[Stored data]
-- -- --

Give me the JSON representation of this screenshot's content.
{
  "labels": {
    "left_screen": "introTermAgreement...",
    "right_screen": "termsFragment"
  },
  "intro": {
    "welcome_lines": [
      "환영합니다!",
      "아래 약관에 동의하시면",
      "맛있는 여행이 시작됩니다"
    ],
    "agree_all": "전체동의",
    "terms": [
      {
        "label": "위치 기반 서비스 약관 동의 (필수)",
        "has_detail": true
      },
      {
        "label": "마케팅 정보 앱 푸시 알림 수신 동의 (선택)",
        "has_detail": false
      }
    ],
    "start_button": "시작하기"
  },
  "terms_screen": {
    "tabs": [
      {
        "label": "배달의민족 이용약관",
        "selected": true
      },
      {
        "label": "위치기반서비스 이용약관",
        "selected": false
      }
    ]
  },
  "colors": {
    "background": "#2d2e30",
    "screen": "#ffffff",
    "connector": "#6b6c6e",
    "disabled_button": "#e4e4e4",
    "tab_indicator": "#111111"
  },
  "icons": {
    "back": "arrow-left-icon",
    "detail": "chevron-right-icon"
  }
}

-- -- --

Set problem: Go through the entries and repeat each one exactly.

The result:
Give me the JSON representation of this screenshot's content.
{
  "labels": {
    "left_screen": "introTermAgreement...",
    "right_screen": "termsFragment"
  },
  "intro": {
    "welcome_lines": [
      "환영합니다!",
      "아래 약관에 동의하시면",
      "맛있는 여행이 시작됩니다"
    ],
    "agree_all": "전체동의",
    "terms": [
      {
        "label": "위치 기반 서비스 약관 동의 (필수)",
        "has_detail": true
      },
      {
        "label": "마케팅 정보 앱 푸시 알림 수신 동의 (선택)",
        "has_detail": false
      }
    ],
    "start_button": "시작하기"
  },
  "terms_screen": {
    "tabs": [
      {
        "label": "배달의민족 이용약관",
        "selected": true
      },
      {
        "label": "위치기반서비스 이용약관",
        "selected": false
      }
    ]
  },
  "colors": {
    "background": "#2d2e30",
    "screen": "#ffffff",
    "connector": "#6b6c6e",
    "disabled_button": "#e4e4e4",
    "tab_indicator": "#111111"
  },
  "icons": {
    "back": "arrow-left-icon",
    "detail": "chevron-right-icon"
  }
}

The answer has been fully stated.